(Dataset excerpt)
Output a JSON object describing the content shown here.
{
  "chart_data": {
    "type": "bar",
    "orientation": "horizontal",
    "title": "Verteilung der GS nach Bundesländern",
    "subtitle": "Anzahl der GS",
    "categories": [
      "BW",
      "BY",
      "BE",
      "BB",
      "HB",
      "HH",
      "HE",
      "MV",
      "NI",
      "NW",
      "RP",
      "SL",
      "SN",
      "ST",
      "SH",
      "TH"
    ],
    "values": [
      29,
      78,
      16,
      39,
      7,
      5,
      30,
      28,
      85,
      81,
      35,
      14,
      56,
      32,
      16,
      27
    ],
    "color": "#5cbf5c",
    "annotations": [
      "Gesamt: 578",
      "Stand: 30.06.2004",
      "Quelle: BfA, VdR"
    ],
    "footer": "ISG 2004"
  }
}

## Problem
Repeat the entries shown above, every one, word for word.

## The reply
Output a JSON object describing the content shown here.
{
  "chart_data": {
    "type": "bar",
    "orientation": "horizontal",
    "title": "Verteilung der GS nach Bundesländern",
    "subtitle": "Anzahl der GS",
    "categories": [
      "BW",
      "BY",
      "BE",
      "BB",
      "HB",
      "HH",
      "HE",
      "MV",
      "NI",
      "NW",
      "RP",
      "SL",
      "SN",
      "ST",
      "SH",
      "TH"
    ],
    "values": [
      29,
      78,
      16,
      39,
      7,
      5,
      30,
      28,
      85,
      81,
      35,
      14,
      56,
      32,
      16,
      27
    ],
    "color": "#5cbf5c",
    "annotations": [
      "Gesamt: 578",
      "Stand: 30.06.2004",
      "Quelle: BfA, VdR"
    ],
    "footer": "ISG 2004"
  }
}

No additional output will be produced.